--- START ---

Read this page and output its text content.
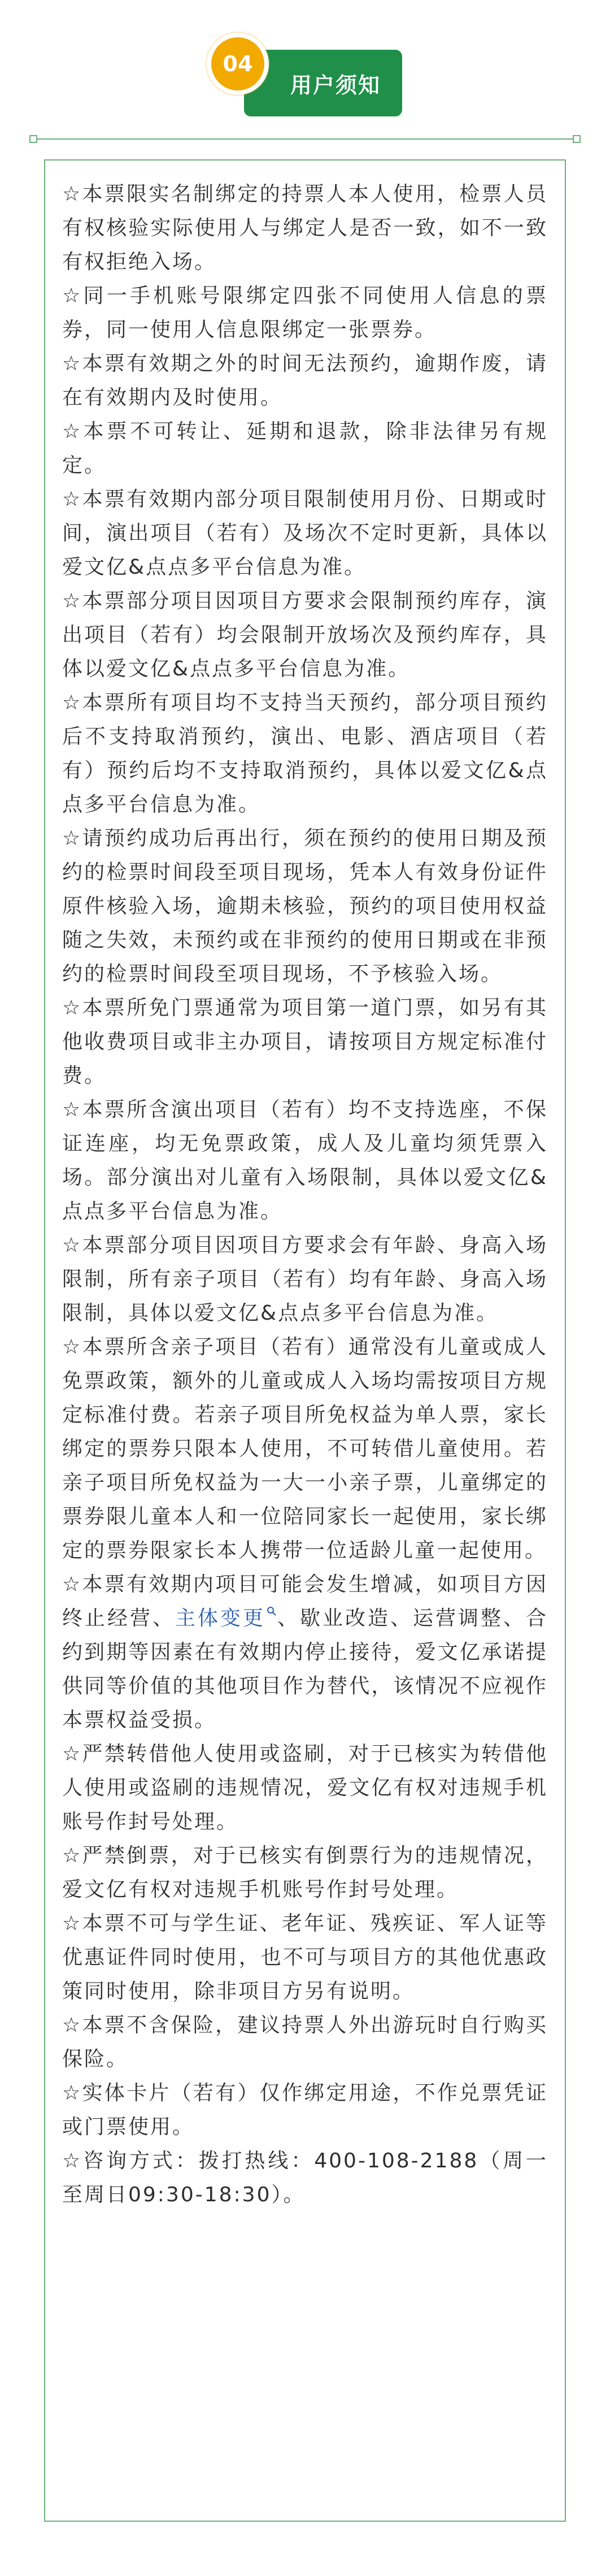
用户须知
04
☆本票限实名制绑定的持票人本人使用，检票人员有权核验实际使用人与绑定人是否一致，如不一致有权拒绝入场。
☆同一手机账号限绑定四张不同使用人信息的票券，同一使用人信息限绑定一张票券。
☆本票有效期之外的时间无法预约，逾期作废，请在有效期内及时使用。
☆本票不可转让、延期和退款，除非法律另有规定。
☆本票有效期内部分项目限制使用月份、日期或时间，演出项目（若有）及场次不定时更新，具体以爱文亿&点点多平台信息为准。
☆本票部分项目因项目方要求会限制预约库存，演出项目（若有）均会限制开放场次及预约库存，具体以爱文亿&点点多平台信息为准。
☆本票所有项目均不支持当天预约，部分项目预约后不支持取消预约，演出、电影、酒店项目（若有）预约后均不支持取消预约，具体以爱文亿&点点多平台信息为准。
☆请预约成功后再出行，须在预约的使用日期及预约的检票时间段至项目现场，凭本人有效身份证件原件核验入场，逾期未核验，预约的项目使用权益随之失效，未预约或在非预约的使用日期或在非预约的检票时间段至项目现场，不予核验入场。
☆本票所免门票通常为项目第一道门票，如另有其他收费项目或非主办项目，请按项目方规定标准付费。
☆本票所含演出项目（若有）均不支持选座，不保证连座，均无免票政策，成人及儿童均须凭票入场。部分演出对儿童有入场限制，具体以爱文亿&点点多平台信息为准。
☆本票部分项目因项目方要求会有年龄、身高入场限制，所有亲子项目（若有）均有年龄、身高入场限制，具体以爱文亿&点点多平台信息为准。
☆本票所含亲子项目（若有）通常没有儿童或成人免票政策，额外的儿童或成人入场均需按项目方规定标准付费。若亲子项目所免权益为单人票，家长绑定的票券只限本人使用，不可转借儿童使用。若亲子项目所免权益为一大一小亲子票，儿童绑定的票券限儿童本人和一位陪同家长一起使用，家长绑定的票券限家长本人携带一位适龄儿童一起使用。
☆本票有效期内项目可能会发生增减，如项目方因终止经营、主体变更 、歇业改造、运营调整、合约到期等因素在有效期内停止接待，爱文亿承诺提供同等价值的其他项目作为替代，该情况不应视作本票权益受损。
☆严禁转借他人使用或盗刷，对于已核实为转借他人使用或盗刷的违规情况，爱文亿有权对违规手机账号作封号处理。
☆严禁倒票，对于已核实有倒票行为的违规情况，爱文亿有权对违规手机账号作封号处理。
☆本票不可与学生证、老年证、残疾证、军人证等优惠证件同时使用，也不可与项目方的其他优惠政策同时使用，除非项目方另有说明。
☆本票不含保险，建议持票人外出游玩时自行购买保险。
☆实体卡片（若有）仅作绑定用途，不作兑票凭证或门票使用。
☆咨询方式：拨打热线：400-108-2188（周一至周日09:30-18:30）。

--- END ---

▶ _Aim of the task_
Reproduce all entries without any change, and omit the pictures.

▶ _Answer in full_
Read this page and output its text content.
用户须知
04
☆本票限实名制绑定的持票人本人使用，检票人员有权核验实际使用人与绑定人是否一致，如不一致有权拒绝入场。
☆同一手机账号限绑定四张不同使用人信息的票券，同一使用人信息限绑定一张票券。
☆本票有效期之外的时间无法预约，逾期作废，请在有效期内及时使用。
☆本票不可转让、延期和退款，除非法律另有规定。
☆本票有效期内部分项目限制使用月份、日期或时间，演出项目（若有）及场次不定时更新，具体以爱文亿&点点多平台信息为准。
☆本票部分项目因项目方要求会限制预约库存，演出项目（若有）均会限制开放场次及预约库存，具体以爱文亿&点点多平台信息为准。
☆本票所有项目均不支持当天预约，部分项目预约后不支持取消预约，演出、电影、酒店项目（若有）预约后均不支持取消预约，具体以爱文亿&点点多平台信息为准。
☆请预约成功后再出行，须在预约的使用日期及预约的检票时间段至项目现场，凭本人有效身份证件原件核验入场，逾期未核验，预约的项目使用权益随之失效，未预约或在非预约的使用日期或在非预约的检票时间段至项目现场，不予核验入场。
☆本票所免门票通常为项目第一道门票，如另有其他收费项目或非主办项目，请按项目方规定标准付费。
☆本票所含演出项目（若有）均不支持选座，不保证连座，均无免票政策，成人及儿童均须凭票入场。部分演出对儿童有入场限制，具体以爱文亿&点点多平台信息为准。
☆本票部分项目因项目方要求会有年龄、身高入场限制，所有亲子项目（若有）均有年龄、身高入场限制，具体以爱文亿&点点多平台信息为准。
☆本票所含亲子项目（若有）通常没有儿童或成人免票政策，额外的儿童或成人入场均需按项目方规定标准付费。若亲子项目所免权益为单人票，家长绑定的票券只限本人使用，不可转借儿童使用。若亲子项目所免权益为一大一小亲子票，儿童绑定的票券限儿童本人和一位陪同家长一起使用，家长绑定的票券限家长本人携带一位适龄儿童一起使用。
☆本票有效期内项目可能会发生增减，如项目方因终止经营、主体变更 、歇业改造、运营调整、合约到期等因素在有效期内停止接待，爱文亿承诺提供同等价值的其他项目作为替代，该情况不应视作本票权益受损。
☆严禁转借他人使用或盗刷，对于已核实为转借他人使用或盗刷的违规情况，爱文亿有权对违规手机账号作封号处理。
☆严禁倒票，对于已核实有倒票行为的违规情况，爱文亿有权对违规手机账号作封号处理。
☆本票不可与学生证、老年证、残疾证、军人证等优惠证件同时使用，也不可与项目方的其他优惠政策同时使用，除非项目方另有说明。
☆本票不含保险，建议持票人外出游玩时自行购买保险。
☆实体卡片（若有）仅作绑定用途，不作兑票凭证或门票使用。
☆咨询方式：拨打热线：400-108-2188（周一至周日09:30-18:30）。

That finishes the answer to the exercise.